#### RECORD EXTRACTS

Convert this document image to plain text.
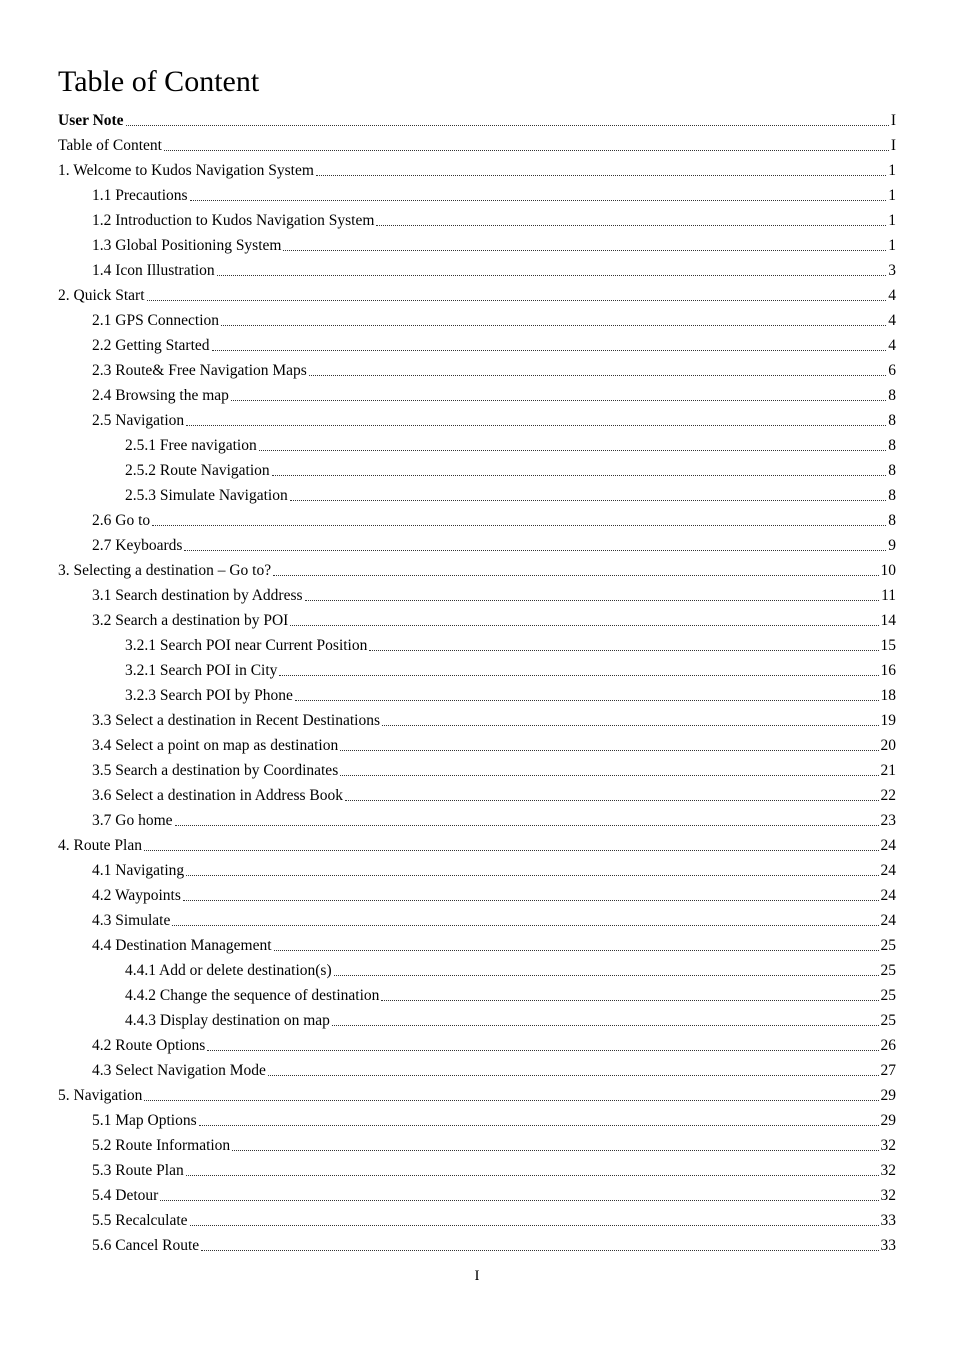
Table of Content
User Note	I
Table of Content	I
1. Welcome to Kudos Navigation System	1
1.1 Precautions	1
1.2 Introduction to Kudos Navigation System	1
1.3 Global Positioning System	1
1.4 Icon Illustration	3
2. Quick Start	4
2.1 GPS Connection	4
2.2 Getting Started	4
2.3 Route& Free Navigation Maps	6
2.4 Browsing the map	8
2.5 Navigation	8
2.5.1 Free navigation	8
2.5.2 Route Navigation	8
2.5.3 Simulate Navigation	8
2.6 Go to	8
2.7 Keyboards	9
3. Selecting a destination – Go to?	10
3.1 Search destination by Address	11
3.2 Search a destination by POI	14
3.2.1 Search POI near Current Position	15
3.2.1 Search POI in City	16
3.2.3 Search POI by Phone	18
3.3 Select a destination in Recent Destinations	19
3.4 Select a point on map as destination	20
3.5 Search a destination by Coordinates	21
3.6 Select a destination in Address Book	22
3.7 Go home	23
4. Route Plan	24
4.1 Navigating	24
4.2 Waypoints	24
4.3 Simulate	24
4.4 Destination Management	25
4.4.1 Add or delete destination(s)	25
4.4.2 Change the sequence of destination	25
4.4.3 Display destination on map	25
4.2 Route Options	26
4.3 Select Navigation Mode	27
5. Navigation	29
5.1 Map Options	29
5.2 Route Information	32
5.3 Route Plan	32
5.4 Detour	32
5.5 Recalculate	33
5.6 Cancel Route	33
I
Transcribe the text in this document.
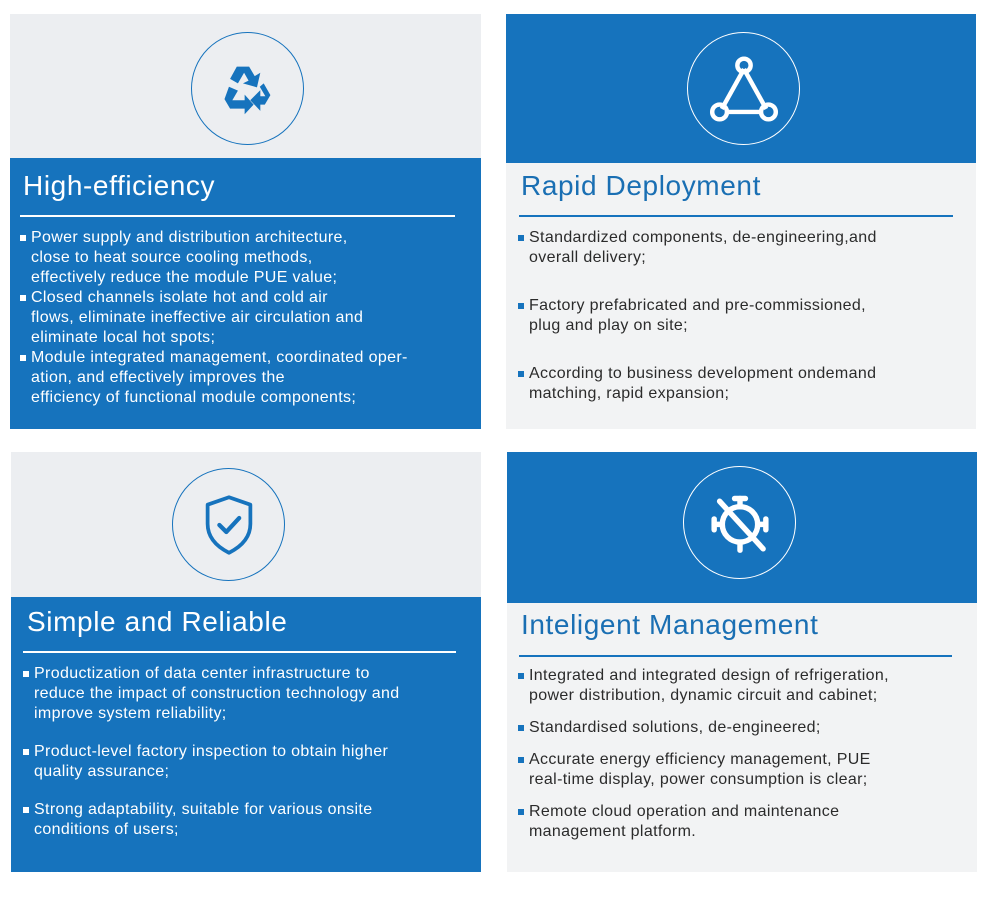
High-efficiency
Power supply and distribution architecture,
close to heat source cooling methods,
effectively reduce the module PUE value;
Closed channels isolate hot and cold air
flows, eliminate ineffective air circulation and
eliminate local hot spots;
Module integrated management, coordinated oper-
ation, and effectively improves the
efficiency of functional module components;
Rapid Deployment
Standardized components, de-engineering,and
overall delivery;
Factory prefabricated and pre-commissioned,
plug and play on site;
According to business development ondemand
matching, rapid expansion;
Simple and Reliable
Productization of data center infrastructure to
reduce the impact of construction technology and
improve system reliability;
Product-level factory inspection to obtain higher
quality assurance;
Strong adaptability, suitable for various onsite
conditions of users;
Inteligent Management
Integrated and integrated design of refrigeration,
power distribution, dynamic circuit and cabinet;
Standardised solutions, de-engineered;
Accurate energy efficiency management, PUE
real-time display, power consumption is clear;
Remote cloud operation and maintenance
management platform.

########

Copy all of the entries verbatim, leaving out any pictures they contain.

Convert this document image to plain text.
Table of Content
User Note	I
Table of Content	I
1. Welcome to Kudos Navigation System	1
1.1 Precautions	1
1.2 Introduction to Kudos Navigation System	1
1.3 Global Positioning System	1
1.4 Icon Illustration	3
2. Quick Start	4
2.1 GPS Connection	4
2.2 Getting Started	4
2.3 Route& Free Navigation Maps	6
2.4 Browsing the map	8
2.5 Navigation	8
2.5.1 Free navigation	8
2.5.2 Route Navigation	8
2.5.3 Simulate Navigation	8
2.6 Go to	8
2.7 Keyboards	9
3. Selecting a destination – Go to?	10
3.1 Search destination by Address	11
3.2 Search a destination by POI	14
3.2.1 Search POI near Current Position	15
3.2.1 Search POI in City	16
3.2.3 Search POI by Phone	18
3.3 Select a destination in Recent Destinations	19
3.4 Select a point on map as destination	20
3.5 Search a destination by Coordinates	21
3.6 Select a destination in Address Book	22
3.7 Go home	23
4. Route Plan	24
4.1 Navigating	24
4.2 Waypoints	24
4.3 Simulate	24
4.4 Destination Management	25
4.4.1 Add or delete destination(s)	25
4.4.2 Change the sequence of destination	25
4.4.3 Display destination on map	25
4.2 Route Options	26
4.3 Select Navigation Mode	27
5. Navigation	29
5.1 Map Options	29
5.2 Route Information	32
5.3 Route Plan	32
5.4 Detour	32
5.5 Recalculate	33
5.6 Cancel Route	33
I
Transcribe the text in this document.
High-efficiency
Power supply and distribution architecture,
close to heat source cooling methods,
effectively reduce the module PUE value;
Closed channels isolate hot and cold air
flows, eliminate ineffective air circulation and
eliminate local hot spots;
Module integrated management, coordinated oper-
ation, and effectively improves the
efficiency of functional module components;
Rapid Deployment
Standardized components, de-engineering,and
overall delivery;
Factory prefabricated and pre-commissioned,
plug and play on site;
According to business development ondemand
matching, rapid expansion;
Simple and Reliable
Productization of data center infrastructure to
reduce the impact of construction technology and
improve system reliability;
Product-level factory inspection to obtain higher
quality assurance;
Strong adaptability, suitable for various onsite
conditions of users;
Inteligent Management
Integrated and integrated design of refrigeration,
power distribution, dynamic circuit and cabinet;
Standardised solutions, de-engineered;
Accurate energy efficiency management, PUE
real-time display, power consumption is clear;
Remote cloud operation and maintenance
management platform.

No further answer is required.